* Exercise directions *
Assemble all lines in which the string "Performances" appears.

* Task inputs *
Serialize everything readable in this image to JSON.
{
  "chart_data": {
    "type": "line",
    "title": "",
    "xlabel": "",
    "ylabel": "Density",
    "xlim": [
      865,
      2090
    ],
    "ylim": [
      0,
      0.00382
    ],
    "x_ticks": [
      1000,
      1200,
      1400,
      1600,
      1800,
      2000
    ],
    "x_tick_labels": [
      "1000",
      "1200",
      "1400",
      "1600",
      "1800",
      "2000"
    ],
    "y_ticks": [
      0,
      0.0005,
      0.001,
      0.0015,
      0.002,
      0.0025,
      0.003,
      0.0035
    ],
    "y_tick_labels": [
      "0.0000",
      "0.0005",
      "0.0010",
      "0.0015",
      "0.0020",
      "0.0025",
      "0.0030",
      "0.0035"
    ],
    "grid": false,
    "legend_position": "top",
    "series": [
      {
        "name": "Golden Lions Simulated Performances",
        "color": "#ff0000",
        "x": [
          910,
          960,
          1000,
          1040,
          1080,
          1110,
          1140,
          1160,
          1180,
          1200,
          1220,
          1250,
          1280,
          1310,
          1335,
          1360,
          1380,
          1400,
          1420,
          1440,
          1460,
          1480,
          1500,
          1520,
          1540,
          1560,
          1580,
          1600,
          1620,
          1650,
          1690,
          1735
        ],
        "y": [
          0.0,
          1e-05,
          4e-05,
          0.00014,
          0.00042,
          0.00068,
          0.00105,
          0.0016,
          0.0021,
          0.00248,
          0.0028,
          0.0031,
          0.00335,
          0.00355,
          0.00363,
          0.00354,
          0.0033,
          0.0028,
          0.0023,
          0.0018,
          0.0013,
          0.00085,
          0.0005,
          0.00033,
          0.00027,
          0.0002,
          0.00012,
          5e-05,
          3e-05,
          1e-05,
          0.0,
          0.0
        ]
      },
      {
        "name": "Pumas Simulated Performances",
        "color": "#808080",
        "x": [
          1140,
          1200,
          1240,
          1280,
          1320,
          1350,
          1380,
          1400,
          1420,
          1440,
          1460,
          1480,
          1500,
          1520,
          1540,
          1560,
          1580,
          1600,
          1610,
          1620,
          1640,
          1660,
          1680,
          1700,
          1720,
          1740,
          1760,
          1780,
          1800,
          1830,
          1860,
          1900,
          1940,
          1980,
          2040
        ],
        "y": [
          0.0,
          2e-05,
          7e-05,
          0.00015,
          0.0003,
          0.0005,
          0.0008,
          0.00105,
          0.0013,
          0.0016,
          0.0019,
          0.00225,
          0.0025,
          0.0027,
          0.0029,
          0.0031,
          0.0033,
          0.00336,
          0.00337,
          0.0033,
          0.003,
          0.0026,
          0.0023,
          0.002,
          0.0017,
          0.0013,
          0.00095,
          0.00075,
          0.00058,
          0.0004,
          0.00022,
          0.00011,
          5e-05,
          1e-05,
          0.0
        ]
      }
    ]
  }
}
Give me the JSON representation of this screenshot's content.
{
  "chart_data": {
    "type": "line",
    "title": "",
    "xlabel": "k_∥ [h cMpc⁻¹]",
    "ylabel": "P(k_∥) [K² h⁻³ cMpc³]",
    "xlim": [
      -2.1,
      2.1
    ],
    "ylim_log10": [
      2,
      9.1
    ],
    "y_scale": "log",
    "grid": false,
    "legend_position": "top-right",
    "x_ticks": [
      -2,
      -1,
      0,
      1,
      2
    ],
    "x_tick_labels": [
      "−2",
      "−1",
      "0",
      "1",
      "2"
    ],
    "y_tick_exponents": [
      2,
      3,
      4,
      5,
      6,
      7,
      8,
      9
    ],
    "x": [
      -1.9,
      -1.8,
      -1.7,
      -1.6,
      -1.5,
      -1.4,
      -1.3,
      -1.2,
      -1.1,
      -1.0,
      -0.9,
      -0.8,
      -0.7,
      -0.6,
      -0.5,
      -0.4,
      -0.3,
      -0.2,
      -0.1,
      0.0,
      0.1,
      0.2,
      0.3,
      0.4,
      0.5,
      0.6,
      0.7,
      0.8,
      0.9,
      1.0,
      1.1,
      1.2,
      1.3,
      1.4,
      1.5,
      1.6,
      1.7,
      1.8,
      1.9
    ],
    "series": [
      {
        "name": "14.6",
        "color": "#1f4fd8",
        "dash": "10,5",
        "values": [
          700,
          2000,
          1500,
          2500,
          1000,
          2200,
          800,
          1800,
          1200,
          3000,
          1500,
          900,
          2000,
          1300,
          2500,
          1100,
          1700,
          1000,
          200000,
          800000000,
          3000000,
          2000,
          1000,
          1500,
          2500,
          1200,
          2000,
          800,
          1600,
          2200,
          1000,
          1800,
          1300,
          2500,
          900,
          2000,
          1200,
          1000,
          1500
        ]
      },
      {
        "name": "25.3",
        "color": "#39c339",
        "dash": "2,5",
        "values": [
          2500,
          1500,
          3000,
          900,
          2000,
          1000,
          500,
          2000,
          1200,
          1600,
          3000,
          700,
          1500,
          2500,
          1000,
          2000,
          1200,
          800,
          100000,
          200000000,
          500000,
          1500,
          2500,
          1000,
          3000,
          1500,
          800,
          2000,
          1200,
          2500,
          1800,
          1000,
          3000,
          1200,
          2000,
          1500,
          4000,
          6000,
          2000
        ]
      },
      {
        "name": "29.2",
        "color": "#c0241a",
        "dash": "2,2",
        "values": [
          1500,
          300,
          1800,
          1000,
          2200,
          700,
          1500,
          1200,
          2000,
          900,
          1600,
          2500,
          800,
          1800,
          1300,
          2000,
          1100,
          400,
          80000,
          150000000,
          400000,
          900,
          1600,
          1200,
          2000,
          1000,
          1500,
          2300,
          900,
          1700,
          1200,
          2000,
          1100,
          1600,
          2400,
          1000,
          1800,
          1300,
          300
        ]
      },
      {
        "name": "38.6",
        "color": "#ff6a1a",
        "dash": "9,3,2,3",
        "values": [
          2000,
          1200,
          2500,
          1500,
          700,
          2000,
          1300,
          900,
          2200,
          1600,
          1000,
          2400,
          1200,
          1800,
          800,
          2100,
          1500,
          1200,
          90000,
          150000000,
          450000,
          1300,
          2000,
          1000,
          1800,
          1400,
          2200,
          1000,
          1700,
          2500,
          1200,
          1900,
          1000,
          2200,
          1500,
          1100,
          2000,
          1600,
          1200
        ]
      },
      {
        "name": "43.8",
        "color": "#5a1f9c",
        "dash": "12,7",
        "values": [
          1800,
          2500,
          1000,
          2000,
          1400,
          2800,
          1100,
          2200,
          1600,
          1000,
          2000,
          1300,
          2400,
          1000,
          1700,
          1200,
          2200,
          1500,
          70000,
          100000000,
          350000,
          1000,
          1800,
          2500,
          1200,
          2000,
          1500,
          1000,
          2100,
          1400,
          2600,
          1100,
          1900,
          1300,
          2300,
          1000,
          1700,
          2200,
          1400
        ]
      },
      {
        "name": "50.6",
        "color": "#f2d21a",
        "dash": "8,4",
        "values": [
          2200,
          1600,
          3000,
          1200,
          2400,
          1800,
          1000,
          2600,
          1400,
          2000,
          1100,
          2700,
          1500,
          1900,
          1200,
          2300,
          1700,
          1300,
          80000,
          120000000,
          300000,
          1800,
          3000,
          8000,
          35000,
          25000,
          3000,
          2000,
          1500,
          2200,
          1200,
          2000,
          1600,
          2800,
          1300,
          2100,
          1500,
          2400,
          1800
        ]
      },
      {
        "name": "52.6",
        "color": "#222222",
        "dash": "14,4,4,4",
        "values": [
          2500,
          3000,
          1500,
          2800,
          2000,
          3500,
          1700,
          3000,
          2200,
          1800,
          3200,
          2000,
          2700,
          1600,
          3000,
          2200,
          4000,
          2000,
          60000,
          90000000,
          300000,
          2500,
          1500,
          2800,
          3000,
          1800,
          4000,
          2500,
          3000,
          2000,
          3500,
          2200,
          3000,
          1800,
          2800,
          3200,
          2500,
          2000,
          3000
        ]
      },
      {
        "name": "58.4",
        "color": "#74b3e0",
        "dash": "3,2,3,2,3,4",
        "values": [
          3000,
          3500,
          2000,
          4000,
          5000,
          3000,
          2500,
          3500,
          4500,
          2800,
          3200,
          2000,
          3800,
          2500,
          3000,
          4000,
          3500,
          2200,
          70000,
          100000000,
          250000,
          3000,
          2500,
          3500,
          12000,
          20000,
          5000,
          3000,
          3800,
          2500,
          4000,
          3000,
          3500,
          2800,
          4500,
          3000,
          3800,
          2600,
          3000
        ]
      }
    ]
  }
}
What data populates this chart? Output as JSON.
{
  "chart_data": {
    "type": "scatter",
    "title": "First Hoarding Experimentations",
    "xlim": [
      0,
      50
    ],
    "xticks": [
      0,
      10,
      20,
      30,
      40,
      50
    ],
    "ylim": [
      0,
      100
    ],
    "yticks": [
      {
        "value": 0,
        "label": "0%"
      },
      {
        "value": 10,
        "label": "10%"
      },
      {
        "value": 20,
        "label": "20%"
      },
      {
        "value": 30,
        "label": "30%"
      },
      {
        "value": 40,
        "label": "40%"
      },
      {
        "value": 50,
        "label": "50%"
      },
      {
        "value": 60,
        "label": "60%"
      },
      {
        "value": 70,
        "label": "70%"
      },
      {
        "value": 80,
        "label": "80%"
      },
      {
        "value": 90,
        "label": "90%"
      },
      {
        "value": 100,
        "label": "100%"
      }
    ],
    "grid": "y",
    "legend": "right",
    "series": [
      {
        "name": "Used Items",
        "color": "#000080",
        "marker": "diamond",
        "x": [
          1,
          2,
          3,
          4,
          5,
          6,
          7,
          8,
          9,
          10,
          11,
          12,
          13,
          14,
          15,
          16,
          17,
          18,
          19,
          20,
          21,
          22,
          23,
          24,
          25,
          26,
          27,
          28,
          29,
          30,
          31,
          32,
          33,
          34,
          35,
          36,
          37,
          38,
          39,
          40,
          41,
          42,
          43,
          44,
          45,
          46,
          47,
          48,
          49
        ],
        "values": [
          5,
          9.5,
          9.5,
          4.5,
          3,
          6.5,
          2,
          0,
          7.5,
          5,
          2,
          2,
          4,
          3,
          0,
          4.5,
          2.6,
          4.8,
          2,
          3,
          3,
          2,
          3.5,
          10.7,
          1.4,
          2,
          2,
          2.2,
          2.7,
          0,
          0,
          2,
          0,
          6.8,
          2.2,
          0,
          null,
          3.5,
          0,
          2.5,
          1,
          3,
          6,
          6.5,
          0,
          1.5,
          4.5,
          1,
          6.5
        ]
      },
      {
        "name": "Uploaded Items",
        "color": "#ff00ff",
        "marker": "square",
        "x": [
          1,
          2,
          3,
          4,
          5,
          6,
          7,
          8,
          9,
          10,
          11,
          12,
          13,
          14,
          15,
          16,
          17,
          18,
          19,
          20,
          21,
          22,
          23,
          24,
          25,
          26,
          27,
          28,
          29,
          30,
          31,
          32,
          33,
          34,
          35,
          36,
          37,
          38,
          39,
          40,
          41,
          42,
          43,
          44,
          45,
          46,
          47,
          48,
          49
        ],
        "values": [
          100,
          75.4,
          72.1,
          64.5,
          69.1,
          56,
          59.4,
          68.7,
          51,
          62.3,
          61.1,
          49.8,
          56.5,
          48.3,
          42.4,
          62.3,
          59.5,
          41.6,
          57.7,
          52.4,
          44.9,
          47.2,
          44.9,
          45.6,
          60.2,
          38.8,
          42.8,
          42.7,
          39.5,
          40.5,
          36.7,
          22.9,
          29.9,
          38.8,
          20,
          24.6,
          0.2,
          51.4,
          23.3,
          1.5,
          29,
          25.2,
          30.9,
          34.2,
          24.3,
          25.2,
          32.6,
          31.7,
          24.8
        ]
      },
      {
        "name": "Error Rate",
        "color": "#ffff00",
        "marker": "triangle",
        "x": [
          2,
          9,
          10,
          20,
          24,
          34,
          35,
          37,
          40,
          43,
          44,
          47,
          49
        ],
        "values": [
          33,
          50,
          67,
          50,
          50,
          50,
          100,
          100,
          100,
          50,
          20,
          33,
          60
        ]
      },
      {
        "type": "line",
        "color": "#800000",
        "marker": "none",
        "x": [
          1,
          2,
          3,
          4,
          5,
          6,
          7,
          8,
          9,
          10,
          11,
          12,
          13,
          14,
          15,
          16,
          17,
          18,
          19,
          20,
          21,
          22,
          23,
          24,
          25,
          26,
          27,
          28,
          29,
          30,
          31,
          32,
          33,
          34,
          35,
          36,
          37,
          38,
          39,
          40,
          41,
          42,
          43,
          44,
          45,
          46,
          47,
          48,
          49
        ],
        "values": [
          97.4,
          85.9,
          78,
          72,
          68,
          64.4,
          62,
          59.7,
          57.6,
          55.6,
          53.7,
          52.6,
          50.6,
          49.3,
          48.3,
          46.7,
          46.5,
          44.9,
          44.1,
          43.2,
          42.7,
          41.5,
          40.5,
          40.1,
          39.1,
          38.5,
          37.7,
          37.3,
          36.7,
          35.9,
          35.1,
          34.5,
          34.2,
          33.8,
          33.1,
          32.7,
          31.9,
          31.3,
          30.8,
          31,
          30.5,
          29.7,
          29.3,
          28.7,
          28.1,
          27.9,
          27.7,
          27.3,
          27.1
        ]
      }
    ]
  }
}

* Solution to this problem *
        "name": "Golden Lions Simulated Performances",
        "name": "Pumas Simulated Performances",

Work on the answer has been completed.